Job - Retype the listing that follows, exactly as written.

---------- Information given

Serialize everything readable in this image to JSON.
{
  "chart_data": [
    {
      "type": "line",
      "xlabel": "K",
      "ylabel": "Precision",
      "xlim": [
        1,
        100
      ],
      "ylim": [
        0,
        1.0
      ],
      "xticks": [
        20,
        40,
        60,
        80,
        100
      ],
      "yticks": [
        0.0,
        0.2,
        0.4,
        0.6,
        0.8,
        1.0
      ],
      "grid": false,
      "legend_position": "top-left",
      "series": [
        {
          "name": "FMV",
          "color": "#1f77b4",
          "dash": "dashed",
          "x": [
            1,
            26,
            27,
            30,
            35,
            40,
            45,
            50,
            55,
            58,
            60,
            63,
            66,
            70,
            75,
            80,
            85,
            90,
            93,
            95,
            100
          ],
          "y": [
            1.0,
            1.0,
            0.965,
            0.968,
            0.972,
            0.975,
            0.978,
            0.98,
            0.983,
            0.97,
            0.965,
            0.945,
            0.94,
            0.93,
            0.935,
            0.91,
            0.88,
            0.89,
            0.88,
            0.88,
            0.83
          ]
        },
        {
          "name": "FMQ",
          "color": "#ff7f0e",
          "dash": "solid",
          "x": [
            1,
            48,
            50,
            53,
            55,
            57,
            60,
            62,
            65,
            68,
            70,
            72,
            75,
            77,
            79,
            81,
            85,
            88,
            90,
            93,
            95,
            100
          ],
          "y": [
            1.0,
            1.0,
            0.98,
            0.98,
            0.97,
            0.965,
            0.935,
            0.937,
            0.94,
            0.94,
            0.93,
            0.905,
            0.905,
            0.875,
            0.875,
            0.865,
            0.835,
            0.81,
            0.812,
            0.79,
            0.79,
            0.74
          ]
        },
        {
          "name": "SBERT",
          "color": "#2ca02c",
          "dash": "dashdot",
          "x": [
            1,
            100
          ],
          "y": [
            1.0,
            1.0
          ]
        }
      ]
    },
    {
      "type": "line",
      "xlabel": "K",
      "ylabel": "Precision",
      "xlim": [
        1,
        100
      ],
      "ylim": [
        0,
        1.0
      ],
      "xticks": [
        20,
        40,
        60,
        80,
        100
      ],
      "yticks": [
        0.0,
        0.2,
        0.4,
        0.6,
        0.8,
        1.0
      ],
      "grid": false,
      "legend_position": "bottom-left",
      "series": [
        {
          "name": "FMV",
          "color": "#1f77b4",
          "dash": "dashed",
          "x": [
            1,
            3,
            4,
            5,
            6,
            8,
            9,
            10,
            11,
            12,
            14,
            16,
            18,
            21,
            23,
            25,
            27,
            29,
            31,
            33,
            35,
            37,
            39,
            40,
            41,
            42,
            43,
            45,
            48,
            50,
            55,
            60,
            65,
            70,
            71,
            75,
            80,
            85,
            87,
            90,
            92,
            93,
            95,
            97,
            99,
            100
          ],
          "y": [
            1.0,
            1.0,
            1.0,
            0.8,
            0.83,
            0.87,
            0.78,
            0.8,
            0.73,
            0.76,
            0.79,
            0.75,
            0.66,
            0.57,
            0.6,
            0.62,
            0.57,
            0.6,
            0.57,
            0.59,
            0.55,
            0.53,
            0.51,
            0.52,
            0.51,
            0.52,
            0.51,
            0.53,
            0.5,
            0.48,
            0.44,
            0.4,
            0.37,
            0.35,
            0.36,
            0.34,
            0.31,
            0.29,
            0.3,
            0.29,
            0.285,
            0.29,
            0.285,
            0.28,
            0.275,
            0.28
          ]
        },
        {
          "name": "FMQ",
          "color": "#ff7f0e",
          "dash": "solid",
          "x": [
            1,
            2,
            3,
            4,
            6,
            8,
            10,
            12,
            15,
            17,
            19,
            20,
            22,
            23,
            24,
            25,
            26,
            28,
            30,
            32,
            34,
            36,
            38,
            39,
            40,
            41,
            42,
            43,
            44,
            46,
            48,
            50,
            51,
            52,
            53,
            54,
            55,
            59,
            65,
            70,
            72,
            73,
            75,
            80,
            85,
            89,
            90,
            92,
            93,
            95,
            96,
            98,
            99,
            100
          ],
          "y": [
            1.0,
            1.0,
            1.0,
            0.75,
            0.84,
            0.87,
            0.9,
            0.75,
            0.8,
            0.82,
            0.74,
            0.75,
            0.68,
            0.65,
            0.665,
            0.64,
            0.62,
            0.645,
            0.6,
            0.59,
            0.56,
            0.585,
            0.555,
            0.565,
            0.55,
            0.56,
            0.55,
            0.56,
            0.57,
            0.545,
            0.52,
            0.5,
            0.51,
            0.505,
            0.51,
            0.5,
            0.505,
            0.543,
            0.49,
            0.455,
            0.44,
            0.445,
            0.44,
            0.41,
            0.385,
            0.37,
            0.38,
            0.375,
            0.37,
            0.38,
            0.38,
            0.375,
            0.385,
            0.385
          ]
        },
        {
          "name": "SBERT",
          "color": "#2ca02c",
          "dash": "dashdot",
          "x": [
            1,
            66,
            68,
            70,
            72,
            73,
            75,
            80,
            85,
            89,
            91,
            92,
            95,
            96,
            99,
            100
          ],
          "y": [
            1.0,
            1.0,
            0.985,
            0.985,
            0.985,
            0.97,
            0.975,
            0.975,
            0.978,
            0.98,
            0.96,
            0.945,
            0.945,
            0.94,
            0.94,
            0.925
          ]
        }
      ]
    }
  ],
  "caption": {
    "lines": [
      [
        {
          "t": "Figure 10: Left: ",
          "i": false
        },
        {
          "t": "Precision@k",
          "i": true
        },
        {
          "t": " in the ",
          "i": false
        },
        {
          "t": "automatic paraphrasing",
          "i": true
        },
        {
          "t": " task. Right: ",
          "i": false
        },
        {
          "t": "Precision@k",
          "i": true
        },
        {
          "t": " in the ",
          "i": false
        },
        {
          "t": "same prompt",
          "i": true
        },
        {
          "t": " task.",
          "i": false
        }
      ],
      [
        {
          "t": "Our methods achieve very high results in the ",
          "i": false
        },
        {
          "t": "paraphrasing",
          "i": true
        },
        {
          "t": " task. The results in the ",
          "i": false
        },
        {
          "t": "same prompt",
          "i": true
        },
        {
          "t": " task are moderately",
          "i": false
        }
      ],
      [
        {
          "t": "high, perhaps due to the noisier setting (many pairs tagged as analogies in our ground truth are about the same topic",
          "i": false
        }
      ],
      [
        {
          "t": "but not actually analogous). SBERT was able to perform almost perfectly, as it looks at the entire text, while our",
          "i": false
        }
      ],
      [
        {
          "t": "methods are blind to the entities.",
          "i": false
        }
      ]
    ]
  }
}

--------------------

Final answer -
Serialize everything readable in this image to JSON.
{
  "chart_data": [
    {
      "type": "line",
      "xlabel": "K",
      "ylabel": "Precision",
      "xlim": [
        1,
        100
      ],
      "ylim": [
        0,
        1.0
      ],
      "xticks": [
        20,
        40,
        60,
        80,
        100
      ],
      "yticks": [
        0.0,
        0.2,
        0.4,
        0.6,
        0.8,
        1.0
      ],
      "grid": false,
      "legend_position": "top-left",
      "series": [
        {
          "name": "FMV",
          "color": "#1f77b4",
          "dash": "dashed",
          "x": [
            1,
            26,
            27,
            30,
            35,
            40,
            45,
            50,
            55,
            58,
            60,
            63,
            66,
            70,
            75,
            80,
            85,
            90,
            93,
            95,
            100
          ],
          "y": [
            1.0,
            1.0,
            0.965,
            0.968,
            0.972,
            0.975,
            0.978,
            0.98,
            0.983,
            0.97,
            0.965,
            0.945,
            0.94,
            0.93,
            0.935,
            0.91,
            0.88,
            0.89,
            0.88,
            0.88,
            0.83
          ]
        },
        {
          "name": "FMQ",
          "color": "#ff7f0e",
          "dash": "solid",
          "x": [
            1,
            48,
            50,
            53,
            55,
            57,
            60,
            62,
            65,
            68,
            70,
            72,
            75,
            77,
            79,
            81,
            85,
            88,
            90,
            93,
            95,
            100
          ],
          "y": [
            1.0,
            1.0,
            0.98,
            0.98,
            0.97,
            0.965,
            0.935,
            0.937,
            0.94,
            0.94,
            0.93,
            0.905,
            0.905,
            0.875,
            0.875,
            0.865,
            0.835,
            0.81,
            0.812,
            0.79,
            0.79,
            0.74
          ]
        },
        {
          "name": "SBERT",
          "color": "#2ca02c",
          "dash": "dashdot",
          "x": [
            1,
            100
          ],
          "y": [
            1.0,
            1.0
          ]
        }
      ]
    },
    {
      "type": "line",
      "xlabel": "K",
      "ylabel": "Precision",
      "xlim": [
        1,
        100
      ],
      "ylim": [
        0,
        1.0
      ],
      "xticks": [
        20,
        40,
        60,
        80,
        100
      ],
      "yticks": [
        0.0,
        0.2,
        0.4,
        0.6,
        0.8,
        1.0
      ],
      "grid": false,
      "legend_position": "bottom-left",
      "series": [
        {
          "name": "FMV",
          "color": "#1f77b4",
          "dash": "dashed",
          "x": [
            1,
            3,
            4,
            5,
            6,
            8,
            9,
            10,
            11,
            12,
            14,
            16,
            18,
            21,
            23,
            25,
            27,
            29,
            31,
            33,
            35,
            37,
            39,
            40,
            41,
            42,
            43,
            45,
            48,
            50,
            55,
            60,
            65,
            70,
            71,
            75,
            80,
            85,
            87,
            90,
            92,
            93,
            95,
            97,
            99,
            100
          ],
          "y": [
            1.0,
            1.0,
            1.0,
            0.8,
            0.83,
            0.87,
            0.78,
            0.8,
            0.73,
            0.76,
            0.79,
            0.75,
            0.66,
            0.57,
            0.6,
            0.62,
            0.57,
            0.6,
            0.57,
            0.59,
            0.55,
            0.53,
            0.51,
            0.52,
            0.51,
            0.52,
            0.51,
            0.53,
            0.5,
            0.48,
            0.44,
            0.4,
            0.37,
            0.35,
            0.36,
            0.34,
            0.31,
            0.29,
            0.3,
            0.29,
            0.285,
            0.29,
            0.285,
            0.28,
            0.275,
            0.28
          ]
        },
        {
          "name": "FMQ",
          "color": "#ff7f0e",
          "dash": "solid",
          "x": [
            1,
            2,
            3,
            4,
            6,
            8,
            10,
            12,
            15,
            17,
            19,
            20,
            22,
            23,
            24,
            25,
            26,
            28,
            30,
            32,
            34,
            36,
            38,
            39,
            40,
            41,
            42,
            43,
            44,
            46,
            48,
            50,
            51,
            52,
            53,
            54,
            55,
            59,
            65,
            70,
            72,
            73,
            75,
            80,
            85,
            89,
            90,
            92,
            93,
            95,
            96,
            98,
            99,
            100
          ],
          "y": [
            1.0,
            1.0,
            1.0,
            0.75,
            0.84,
            0.87,
            0.9,
            0.75,
            0.8,
            0.82,
            0.74,
            0.75,
            0.68,
            0.65,
            0.665,
            0.64,
            0.62,
            0.645,
            0.6,
            0.59,
            0.56,
            0.585,
            0.555,
            0.565,
            0.55,
            0.56,
            0.55,
            0.56,
            0.57,
            0.545,
            0.52,
            0.5,
            0.51,
            0.505,
            0.51,
            0.5,
            0.505,
            0.543,
            0.49,
            0.455,
            0.44,
            0.445,
            0.44,
            0.41,
            0.385,
            0.37,
            0.38,
            0.375,
            0.37,
            0.38,
            0.38,
            0.375,
            0.385,
            0.385
          ]
        },
        {
          "name": "SBERT",
          "color": "#2ca02c",
          "dash": "dashdot",
          "x": [
            1,
            66,
            68,
            70,
            72,
            73,
            75,
            80,
            85,
            89,
            91,
            92,
            95,
            96,
            99,
            100
          ],
          "y": [
            1.0,
            1.0,
            0.985,
            0.985,
            0.985,
            0.97,
            0.975,
            0.975,
            0.978,
            0.98,
            0.96,
            0.945,
            0.945,
            0.94,
            0.94,
            0.925
          ]
        }
      ]
    }
  ],
  "caption": {
    "lines": [
      [
        {
          "t": "Figure 10: Left: ",
          "i": false
        },
        {
          "t": "Precision@k",
          "i": true
        },
        {
          "t": " in the ",
          "i": false
        },
        {
          "t": "automatic paraphrasing",
          "i": true
        },
        {
          "t": " task. Right: ",
          "i": false
        },
        {
          "t": "Precision@k",
          "i": true
        },
        {
          "t": " in the ",
          "i": false
        },
        {
          "t": "same prompt",
          "i": true
        },
        {
          "t": " task.",
          "i": false
        }
      ],
      [
        {
          "t": "Our methods achieve very high results in the ",
          "i": false
        },
        {
          "t": "paraphrasing",
          "i": true
        },
        {
          "t": " task. The results in the ",
          "i": false
        },
        {
          "t": "same prompt",
          "i": true
        },
        {
          "t": " task are moderately",
          "i": false
        }
      ],
      [
        {
          "t": "high, perhaps due to the noisier setting (many pairs tagged as analogies in our ground truth are about the same topic",
          "i": false
        }
      ],
      [
        {
          "t": "but not actually analogous). SBERT was able to perform almost perfectly, as it looks at the entire text, while our",
          "i": false
        }
      ],
      [
        {
          "t": "methods are blind to the entities.",
          "i": false
        }
      ]
    ]
  }
}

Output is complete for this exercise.